[Records]
--

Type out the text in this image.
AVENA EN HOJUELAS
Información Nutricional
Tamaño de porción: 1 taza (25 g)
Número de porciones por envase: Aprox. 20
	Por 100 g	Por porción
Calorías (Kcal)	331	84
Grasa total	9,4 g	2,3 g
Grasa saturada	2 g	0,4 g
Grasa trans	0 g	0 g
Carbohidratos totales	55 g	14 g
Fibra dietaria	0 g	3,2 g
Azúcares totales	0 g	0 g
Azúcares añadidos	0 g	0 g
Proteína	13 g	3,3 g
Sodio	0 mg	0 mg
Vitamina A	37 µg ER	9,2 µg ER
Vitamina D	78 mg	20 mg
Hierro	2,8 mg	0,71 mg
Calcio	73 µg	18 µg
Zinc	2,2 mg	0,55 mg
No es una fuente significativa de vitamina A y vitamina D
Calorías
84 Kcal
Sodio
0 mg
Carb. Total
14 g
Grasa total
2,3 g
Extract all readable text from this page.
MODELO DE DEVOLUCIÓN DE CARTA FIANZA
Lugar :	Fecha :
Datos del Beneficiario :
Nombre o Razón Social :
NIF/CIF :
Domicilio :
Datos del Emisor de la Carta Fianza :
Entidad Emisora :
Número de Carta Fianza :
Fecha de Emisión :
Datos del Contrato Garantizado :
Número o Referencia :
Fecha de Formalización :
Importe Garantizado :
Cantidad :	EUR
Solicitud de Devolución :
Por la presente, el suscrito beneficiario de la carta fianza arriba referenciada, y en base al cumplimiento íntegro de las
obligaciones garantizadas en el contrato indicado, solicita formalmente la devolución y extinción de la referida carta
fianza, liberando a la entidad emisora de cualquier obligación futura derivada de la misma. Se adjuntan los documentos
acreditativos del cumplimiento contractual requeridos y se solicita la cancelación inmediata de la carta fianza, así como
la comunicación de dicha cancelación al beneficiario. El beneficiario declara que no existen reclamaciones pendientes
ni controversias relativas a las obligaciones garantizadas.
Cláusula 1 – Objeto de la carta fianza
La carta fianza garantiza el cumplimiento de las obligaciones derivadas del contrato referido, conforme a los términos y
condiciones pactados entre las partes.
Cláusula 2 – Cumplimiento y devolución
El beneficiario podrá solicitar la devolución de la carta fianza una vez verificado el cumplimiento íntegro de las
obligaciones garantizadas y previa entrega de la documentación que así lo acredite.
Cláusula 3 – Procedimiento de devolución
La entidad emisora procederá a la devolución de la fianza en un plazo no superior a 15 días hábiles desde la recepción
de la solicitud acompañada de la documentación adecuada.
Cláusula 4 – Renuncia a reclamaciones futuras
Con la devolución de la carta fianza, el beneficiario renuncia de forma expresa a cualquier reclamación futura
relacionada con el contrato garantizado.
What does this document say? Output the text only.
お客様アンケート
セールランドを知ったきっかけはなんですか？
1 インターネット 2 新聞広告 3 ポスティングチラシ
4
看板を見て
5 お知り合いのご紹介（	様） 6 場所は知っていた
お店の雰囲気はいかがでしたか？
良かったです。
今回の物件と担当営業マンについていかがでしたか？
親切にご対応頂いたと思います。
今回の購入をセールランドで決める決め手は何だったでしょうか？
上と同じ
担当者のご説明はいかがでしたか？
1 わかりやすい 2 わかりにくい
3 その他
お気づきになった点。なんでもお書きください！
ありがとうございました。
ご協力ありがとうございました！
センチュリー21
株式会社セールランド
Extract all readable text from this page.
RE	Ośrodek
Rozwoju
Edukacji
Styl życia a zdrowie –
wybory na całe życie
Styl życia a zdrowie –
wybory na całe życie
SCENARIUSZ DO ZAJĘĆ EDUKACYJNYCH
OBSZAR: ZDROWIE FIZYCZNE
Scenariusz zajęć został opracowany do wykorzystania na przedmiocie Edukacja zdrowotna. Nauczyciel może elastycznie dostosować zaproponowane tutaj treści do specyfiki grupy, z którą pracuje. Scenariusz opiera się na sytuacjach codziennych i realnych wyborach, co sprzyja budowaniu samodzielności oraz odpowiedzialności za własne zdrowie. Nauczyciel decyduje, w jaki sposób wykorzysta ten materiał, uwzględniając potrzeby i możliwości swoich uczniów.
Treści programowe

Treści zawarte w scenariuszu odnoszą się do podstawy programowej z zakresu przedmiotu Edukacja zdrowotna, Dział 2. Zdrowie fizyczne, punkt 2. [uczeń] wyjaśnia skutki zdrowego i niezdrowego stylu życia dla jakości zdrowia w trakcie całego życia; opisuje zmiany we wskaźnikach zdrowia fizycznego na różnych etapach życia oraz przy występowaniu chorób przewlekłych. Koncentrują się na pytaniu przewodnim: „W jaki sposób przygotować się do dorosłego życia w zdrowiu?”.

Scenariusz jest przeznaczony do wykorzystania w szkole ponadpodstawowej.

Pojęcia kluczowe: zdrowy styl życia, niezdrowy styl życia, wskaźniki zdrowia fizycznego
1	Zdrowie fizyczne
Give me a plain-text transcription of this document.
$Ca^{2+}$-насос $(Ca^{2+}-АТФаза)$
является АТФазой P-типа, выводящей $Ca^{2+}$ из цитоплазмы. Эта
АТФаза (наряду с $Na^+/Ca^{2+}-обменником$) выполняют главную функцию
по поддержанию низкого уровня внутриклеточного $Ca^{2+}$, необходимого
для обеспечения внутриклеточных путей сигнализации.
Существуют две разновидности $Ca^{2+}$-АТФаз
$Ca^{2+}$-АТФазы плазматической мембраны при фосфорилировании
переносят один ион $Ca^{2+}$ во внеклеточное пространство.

--

STATED EXERCISE - Set down, word for word, only the lines running from the line with "Give me a plain-text" to the last line of the listing above. Both of those lines belong in your answer.

RESPONSE TO THE TASK -
Give me a plain-text transcription of this document.
$Ca^{2+}$-насос $(Ca^{2+}-АТФаза)$
является АТФазой P-типа, выводящей $Ca^{2+}$ из цитоплазмы. Эта
АТФаза (наряду с $Na^+/Ca^{2+}-обменником$) выполняют главную функцию
по поддержанию низкого уровня внутриклеточного $Ca^{2+}$, необходимого
для обеспечения внутриклеточных путей сигнализации.
Существуют две разновидности $Ca^{2+}$-АТФаз
$Ca^{2+}$-АТФазы плазматической мембраны при фосфорилировании
переносят один ион $Ca^{2+}$ во внеклеточное пространство.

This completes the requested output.